WORK TO DO:
Look through the material below. Copy each line that contains the string "this".

# start of EXERCISE INPUT

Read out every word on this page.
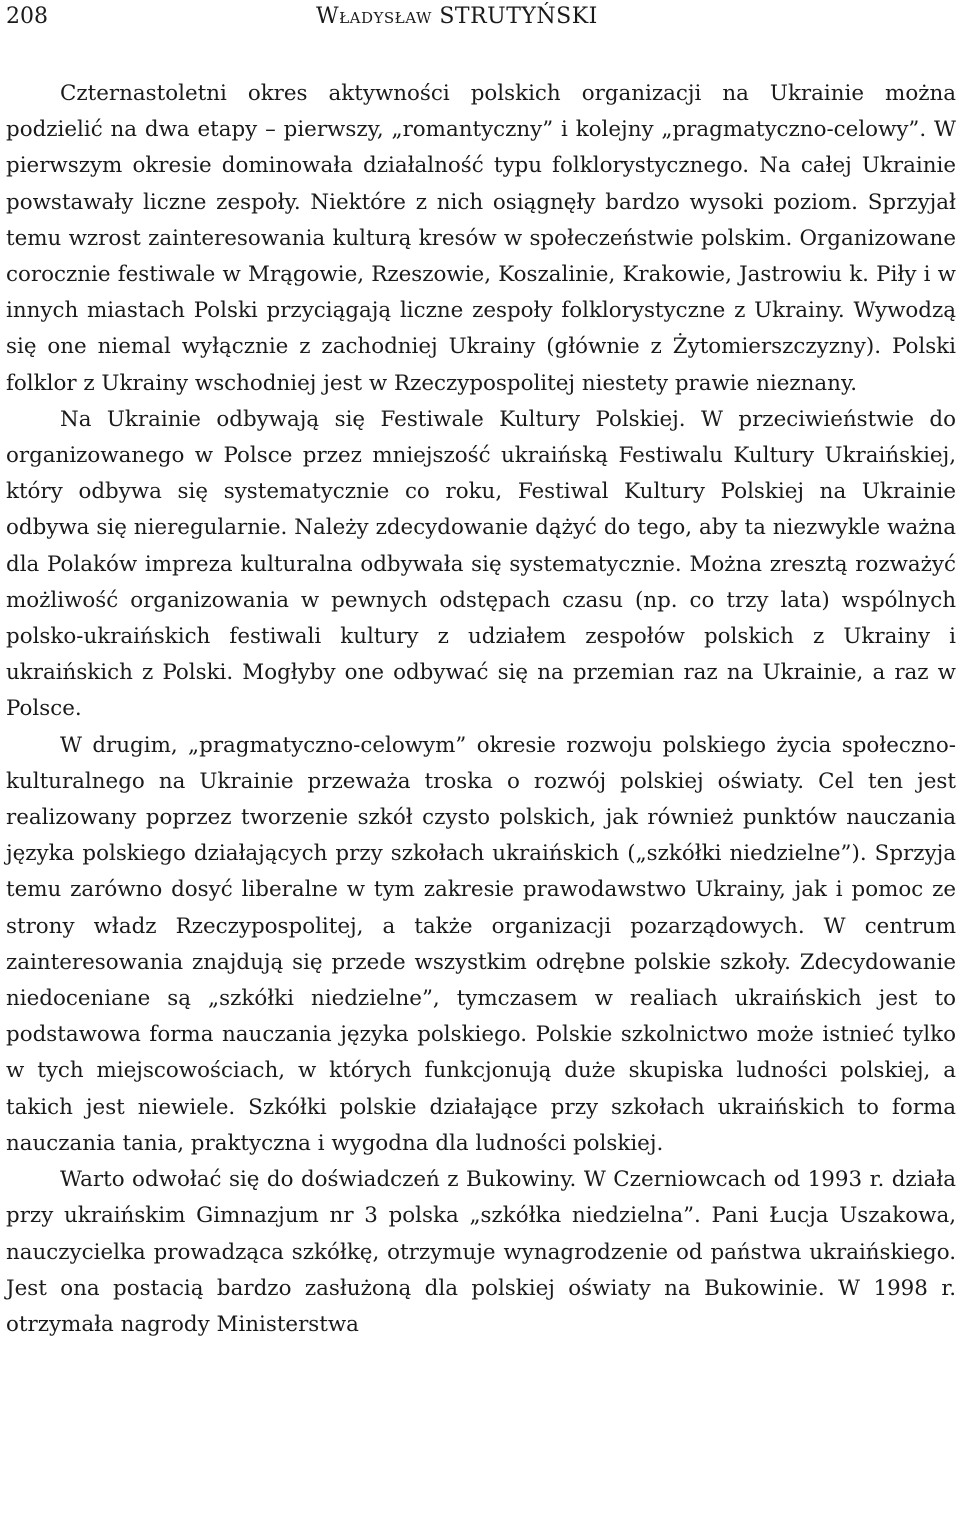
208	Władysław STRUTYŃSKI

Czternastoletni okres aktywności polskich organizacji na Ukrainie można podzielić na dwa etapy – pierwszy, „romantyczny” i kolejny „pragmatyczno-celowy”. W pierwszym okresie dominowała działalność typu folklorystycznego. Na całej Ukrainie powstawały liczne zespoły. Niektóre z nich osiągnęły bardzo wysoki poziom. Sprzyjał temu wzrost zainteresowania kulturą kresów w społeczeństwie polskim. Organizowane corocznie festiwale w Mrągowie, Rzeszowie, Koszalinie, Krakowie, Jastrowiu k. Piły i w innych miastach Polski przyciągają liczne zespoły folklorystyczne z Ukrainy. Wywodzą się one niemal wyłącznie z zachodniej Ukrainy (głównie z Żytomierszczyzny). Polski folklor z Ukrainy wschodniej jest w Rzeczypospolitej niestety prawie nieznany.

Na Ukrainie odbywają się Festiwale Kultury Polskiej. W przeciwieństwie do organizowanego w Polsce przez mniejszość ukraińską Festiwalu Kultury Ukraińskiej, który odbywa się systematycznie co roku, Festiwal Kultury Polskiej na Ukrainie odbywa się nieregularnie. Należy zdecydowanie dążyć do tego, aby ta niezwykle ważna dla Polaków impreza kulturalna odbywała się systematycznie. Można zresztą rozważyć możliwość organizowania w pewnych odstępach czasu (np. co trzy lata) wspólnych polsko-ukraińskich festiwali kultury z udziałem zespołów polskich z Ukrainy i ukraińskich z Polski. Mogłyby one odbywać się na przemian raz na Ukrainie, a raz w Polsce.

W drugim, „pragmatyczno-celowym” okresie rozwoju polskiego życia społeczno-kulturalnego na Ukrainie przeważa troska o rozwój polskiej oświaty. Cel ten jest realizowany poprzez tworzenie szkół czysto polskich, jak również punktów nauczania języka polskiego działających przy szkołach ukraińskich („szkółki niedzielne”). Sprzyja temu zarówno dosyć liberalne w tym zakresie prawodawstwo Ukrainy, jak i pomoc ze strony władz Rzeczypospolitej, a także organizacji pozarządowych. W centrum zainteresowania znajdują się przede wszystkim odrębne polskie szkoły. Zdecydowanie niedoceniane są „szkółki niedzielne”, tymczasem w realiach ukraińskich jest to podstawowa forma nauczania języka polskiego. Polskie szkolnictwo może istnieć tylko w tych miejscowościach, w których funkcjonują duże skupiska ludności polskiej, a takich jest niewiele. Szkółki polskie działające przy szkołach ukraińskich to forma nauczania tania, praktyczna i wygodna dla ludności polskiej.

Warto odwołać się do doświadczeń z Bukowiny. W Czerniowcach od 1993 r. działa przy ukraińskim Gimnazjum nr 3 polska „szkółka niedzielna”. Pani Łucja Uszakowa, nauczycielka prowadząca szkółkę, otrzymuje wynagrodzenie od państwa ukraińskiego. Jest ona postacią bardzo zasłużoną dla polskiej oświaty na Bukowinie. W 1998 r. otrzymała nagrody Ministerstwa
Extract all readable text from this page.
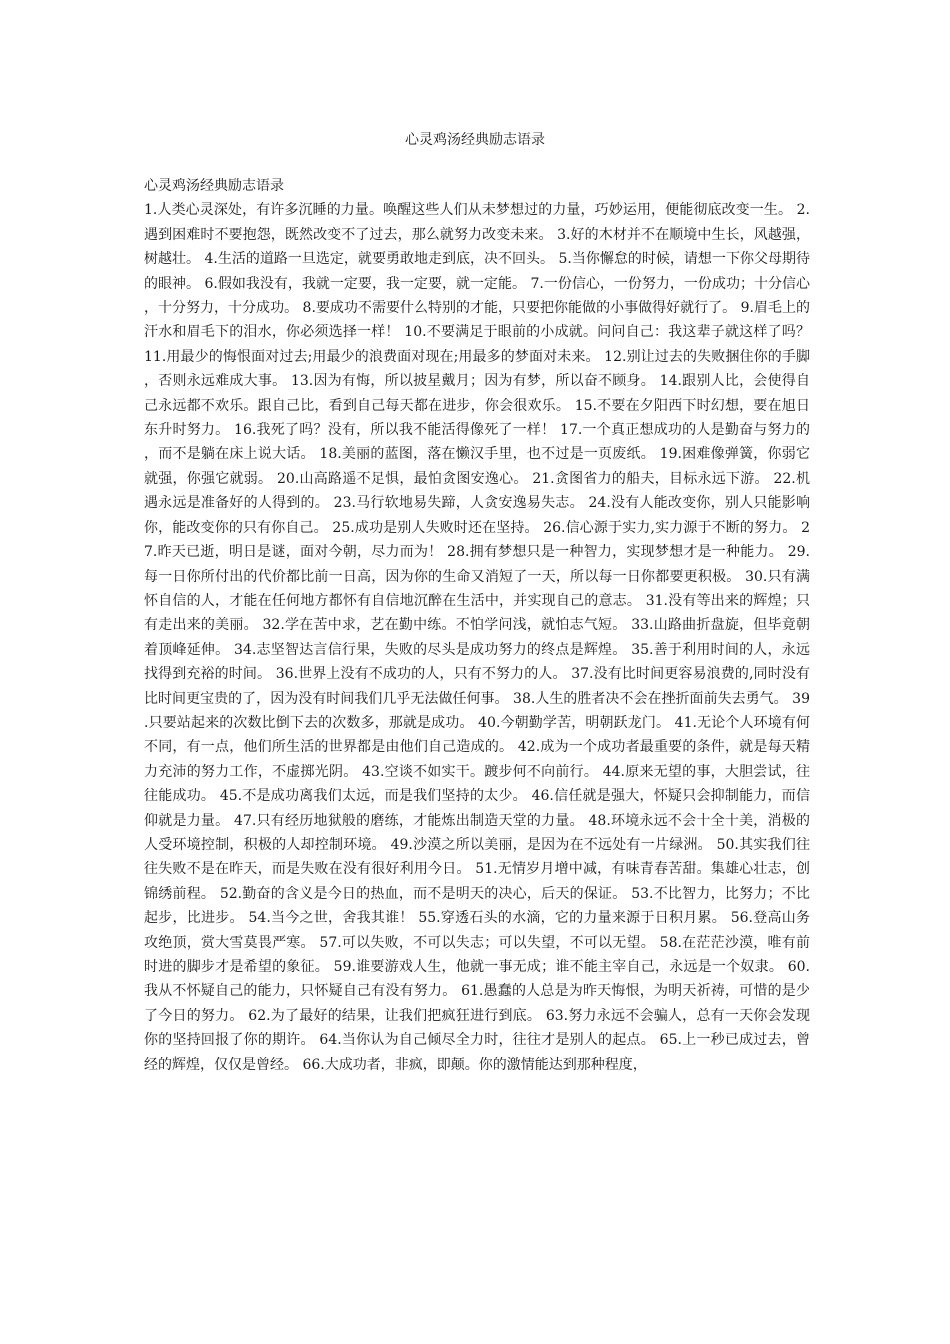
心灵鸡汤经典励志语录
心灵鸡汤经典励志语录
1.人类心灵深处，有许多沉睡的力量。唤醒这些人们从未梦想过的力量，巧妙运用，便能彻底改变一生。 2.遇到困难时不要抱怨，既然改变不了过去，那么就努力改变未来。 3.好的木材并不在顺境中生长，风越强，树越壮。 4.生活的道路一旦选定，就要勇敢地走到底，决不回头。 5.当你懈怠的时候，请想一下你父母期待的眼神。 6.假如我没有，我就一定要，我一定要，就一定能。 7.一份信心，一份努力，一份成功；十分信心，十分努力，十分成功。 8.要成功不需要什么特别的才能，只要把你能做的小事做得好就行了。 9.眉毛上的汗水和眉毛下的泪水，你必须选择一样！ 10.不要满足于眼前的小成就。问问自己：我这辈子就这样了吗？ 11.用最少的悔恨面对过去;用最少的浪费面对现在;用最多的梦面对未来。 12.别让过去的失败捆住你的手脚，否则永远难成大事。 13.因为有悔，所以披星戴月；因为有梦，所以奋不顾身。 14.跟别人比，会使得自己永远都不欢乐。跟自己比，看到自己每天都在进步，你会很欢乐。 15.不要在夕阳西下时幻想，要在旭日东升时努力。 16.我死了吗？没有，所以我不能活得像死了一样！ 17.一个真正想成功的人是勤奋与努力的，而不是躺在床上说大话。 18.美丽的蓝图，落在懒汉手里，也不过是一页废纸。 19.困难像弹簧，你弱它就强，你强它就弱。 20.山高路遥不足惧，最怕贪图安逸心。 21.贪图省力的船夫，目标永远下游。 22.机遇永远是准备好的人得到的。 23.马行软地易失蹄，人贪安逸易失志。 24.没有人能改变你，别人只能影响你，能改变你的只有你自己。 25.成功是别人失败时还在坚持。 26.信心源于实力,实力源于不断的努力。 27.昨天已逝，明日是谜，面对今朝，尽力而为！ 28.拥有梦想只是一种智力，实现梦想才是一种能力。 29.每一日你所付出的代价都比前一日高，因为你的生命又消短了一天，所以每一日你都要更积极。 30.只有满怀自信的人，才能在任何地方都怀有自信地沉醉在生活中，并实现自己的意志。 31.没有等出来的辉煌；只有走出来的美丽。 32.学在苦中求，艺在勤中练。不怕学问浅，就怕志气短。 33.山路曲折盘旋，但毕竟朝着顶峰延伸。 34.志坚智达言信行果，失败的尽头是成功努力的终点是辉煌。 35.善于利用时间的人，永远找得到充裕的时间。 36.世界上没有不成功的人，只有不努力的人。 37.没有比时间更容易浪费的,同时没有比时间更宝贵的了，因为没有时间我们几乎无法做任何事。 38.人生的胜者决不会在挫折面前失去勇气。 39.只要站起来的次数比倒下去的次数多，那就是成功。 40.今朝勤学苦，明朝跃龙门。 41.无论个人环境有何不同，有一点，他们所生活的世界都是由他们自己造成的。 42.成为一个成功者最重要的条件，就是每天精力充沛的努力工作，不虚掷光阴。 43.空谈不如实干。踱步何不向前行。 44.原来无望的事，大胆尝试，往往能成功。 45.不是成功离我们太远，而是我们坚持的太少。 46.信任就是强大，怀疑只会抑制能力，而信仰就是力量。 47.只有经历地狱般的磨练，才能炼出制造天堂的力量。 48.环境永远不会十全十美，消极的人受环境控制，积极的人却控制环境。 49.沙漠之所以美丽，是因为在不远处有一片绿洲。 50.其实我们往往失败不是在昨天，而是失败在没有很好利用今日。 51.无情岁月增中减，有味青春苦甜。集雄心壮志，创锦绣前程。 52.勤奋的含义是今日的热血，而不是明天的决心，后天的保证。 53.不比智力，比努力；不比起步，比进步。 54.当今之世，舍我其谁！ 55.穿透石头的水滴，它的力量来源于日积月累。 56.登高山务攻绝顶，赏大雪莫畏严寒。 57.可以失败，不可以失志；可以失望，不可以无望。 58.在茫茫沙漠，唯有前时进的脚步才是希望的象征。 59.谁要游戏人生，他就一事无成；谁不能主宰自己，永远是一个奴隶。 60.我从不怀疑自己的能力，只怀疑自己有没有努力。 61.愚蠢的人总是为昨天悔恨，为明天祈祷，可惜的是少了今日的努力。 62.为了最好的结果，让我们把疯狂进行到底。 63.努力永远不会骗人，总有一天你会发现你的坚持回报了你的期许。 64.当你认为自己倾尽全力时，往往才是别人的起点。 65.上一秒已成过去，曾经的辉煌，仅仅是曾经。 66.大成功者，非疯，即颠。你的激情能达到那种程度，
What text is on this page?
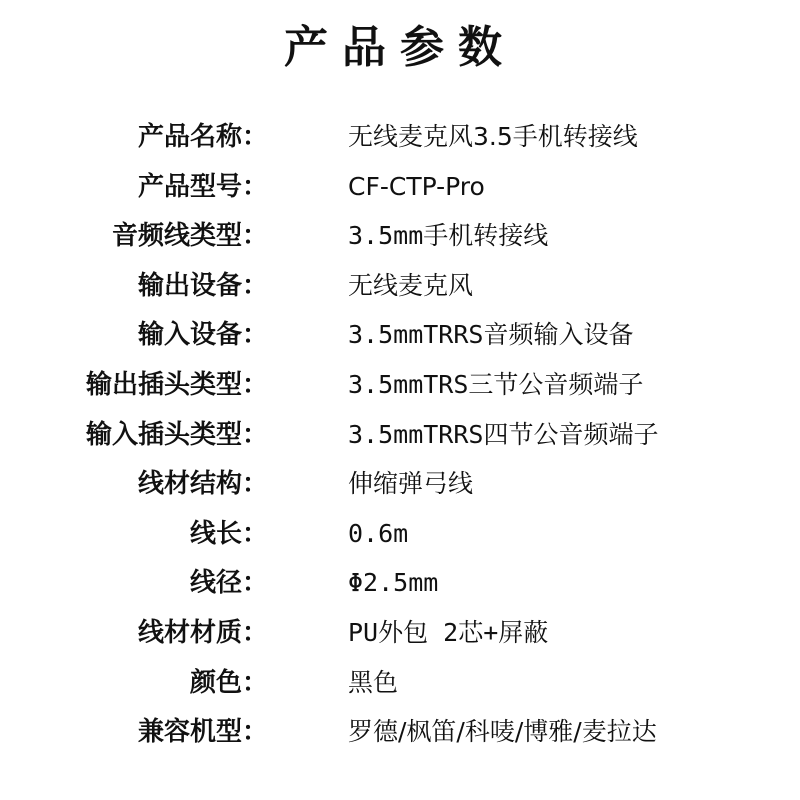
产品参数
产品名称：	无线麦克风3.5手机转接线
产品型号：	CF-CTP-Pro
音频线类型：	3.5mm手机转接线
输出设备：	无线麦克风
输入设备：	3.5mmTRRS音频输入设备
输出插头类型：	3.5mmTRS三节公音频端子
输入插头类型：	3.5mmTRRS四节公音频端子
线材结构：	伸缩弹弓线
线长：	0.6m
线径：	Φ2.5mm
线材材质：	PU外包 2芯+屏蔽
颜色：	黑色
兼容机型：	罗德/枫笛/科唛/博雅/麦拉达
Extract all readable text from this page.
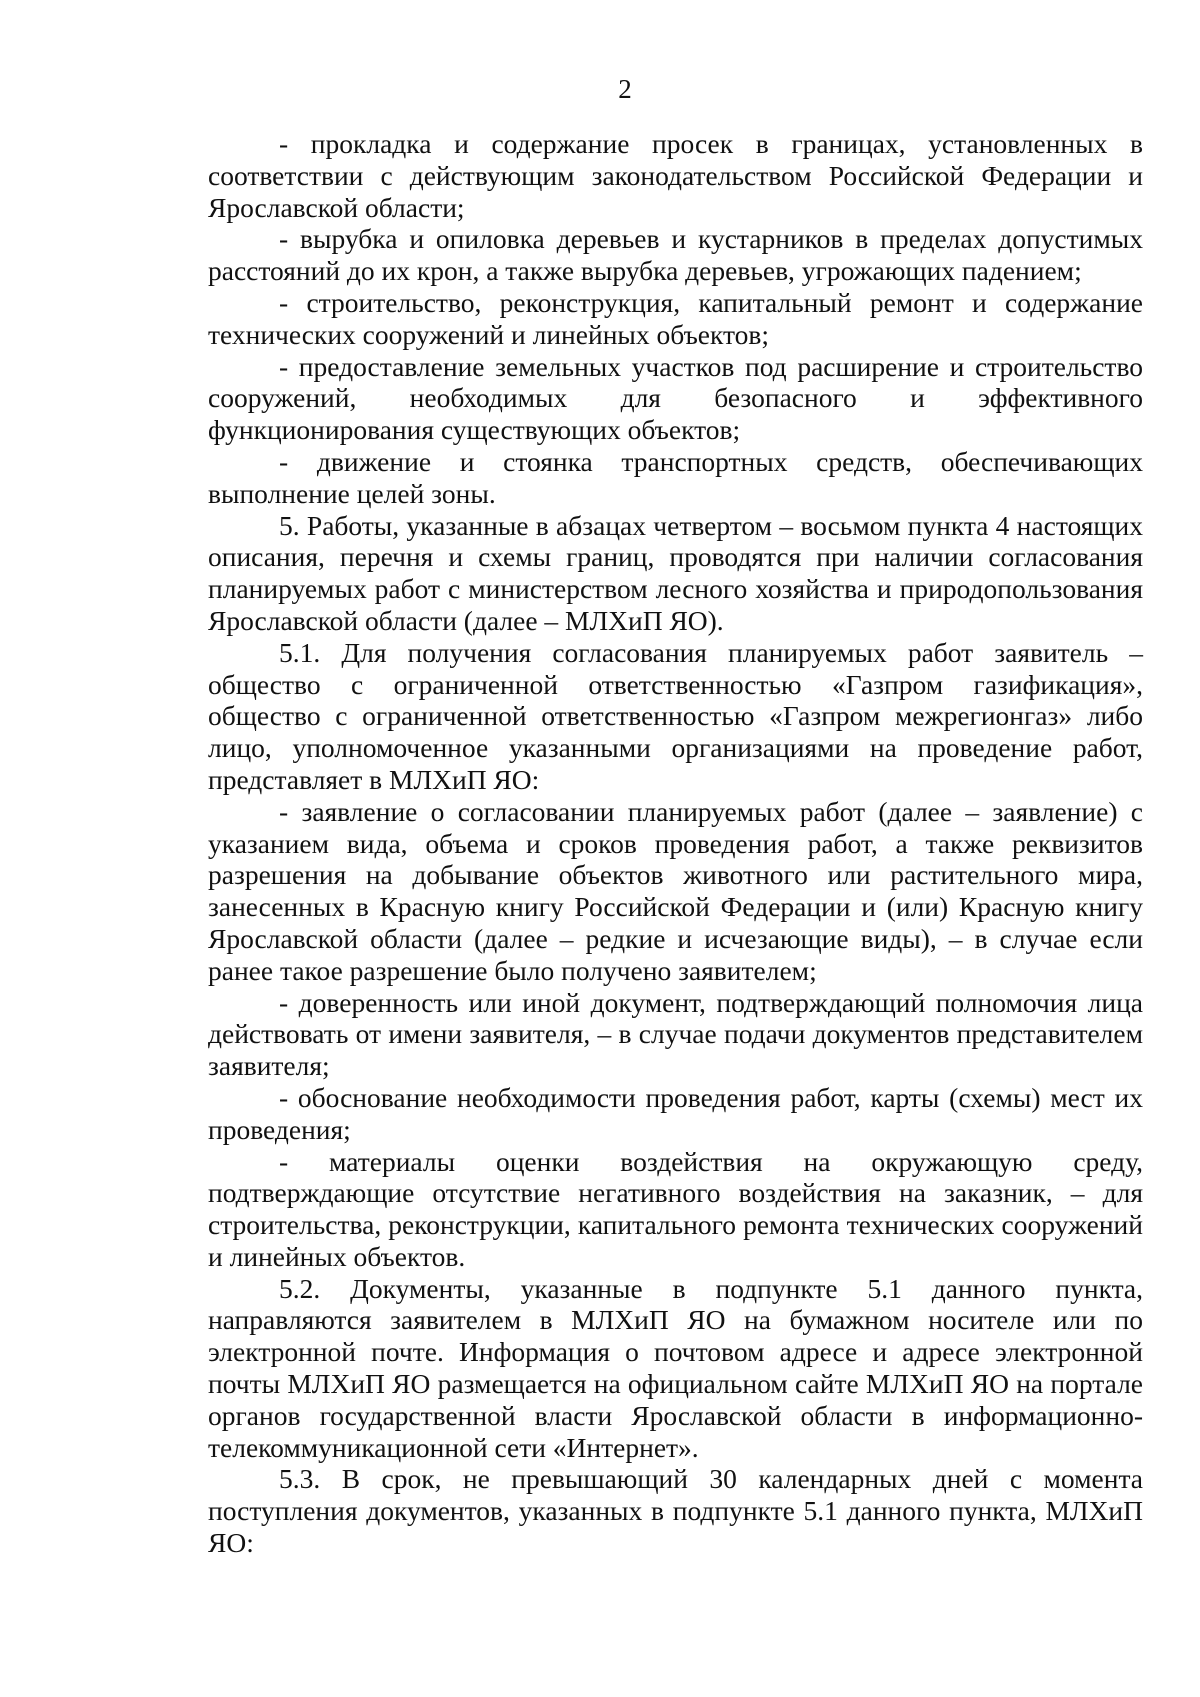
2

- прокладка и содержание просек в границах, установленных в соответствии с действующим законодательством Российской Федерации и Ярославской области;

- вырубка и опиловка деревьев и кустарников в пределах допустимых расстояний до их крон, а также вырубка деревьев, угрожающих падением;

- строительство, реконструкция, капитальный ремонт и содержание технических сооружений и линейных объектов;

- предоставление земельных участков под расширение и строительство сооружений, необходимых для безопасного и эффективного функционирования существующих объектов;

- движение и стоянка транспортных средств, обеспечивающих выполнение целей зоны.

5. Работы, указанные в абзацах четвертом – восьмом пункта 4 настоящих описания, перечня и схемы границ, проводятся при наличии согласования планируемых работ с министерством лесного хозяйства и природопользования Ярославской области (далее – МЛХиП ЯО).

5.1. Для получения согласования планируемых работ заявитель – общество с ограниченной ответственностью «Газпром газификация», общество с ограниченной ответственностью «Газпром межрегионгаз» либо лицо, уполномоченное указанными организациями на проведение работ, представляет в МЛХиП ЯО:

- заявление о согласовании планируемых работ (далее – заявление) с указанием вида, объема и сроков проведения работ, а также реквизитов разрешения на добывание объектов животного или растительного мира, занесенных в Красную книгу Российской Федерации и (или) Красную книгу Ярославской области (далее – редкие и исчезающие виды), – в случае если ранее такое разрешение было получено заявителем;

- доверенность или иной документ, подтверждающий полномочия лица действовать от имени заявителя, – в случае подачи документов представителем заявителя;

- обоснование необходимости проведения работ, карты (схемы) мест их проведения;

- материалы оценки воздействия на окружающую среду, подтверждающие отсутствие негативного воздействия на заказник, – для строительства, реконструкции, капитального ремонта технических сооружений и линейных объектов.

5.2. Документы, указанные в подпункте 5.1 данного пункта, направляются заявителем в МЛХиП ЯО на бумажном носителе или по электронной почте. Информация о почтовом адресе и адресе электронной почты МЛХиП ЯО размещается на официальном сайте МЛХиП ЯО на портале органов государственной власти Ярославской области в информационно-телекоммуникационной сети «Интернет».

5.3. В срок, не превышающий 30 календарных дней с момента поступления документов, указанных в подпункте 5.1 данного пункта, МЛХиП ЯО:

# end of EXERCISE INPUT

EXERCISE SOLUTION:
Read out every word on this page.
Extract all readable text from this page.
What text is on this page?
Extract all readable text from this page.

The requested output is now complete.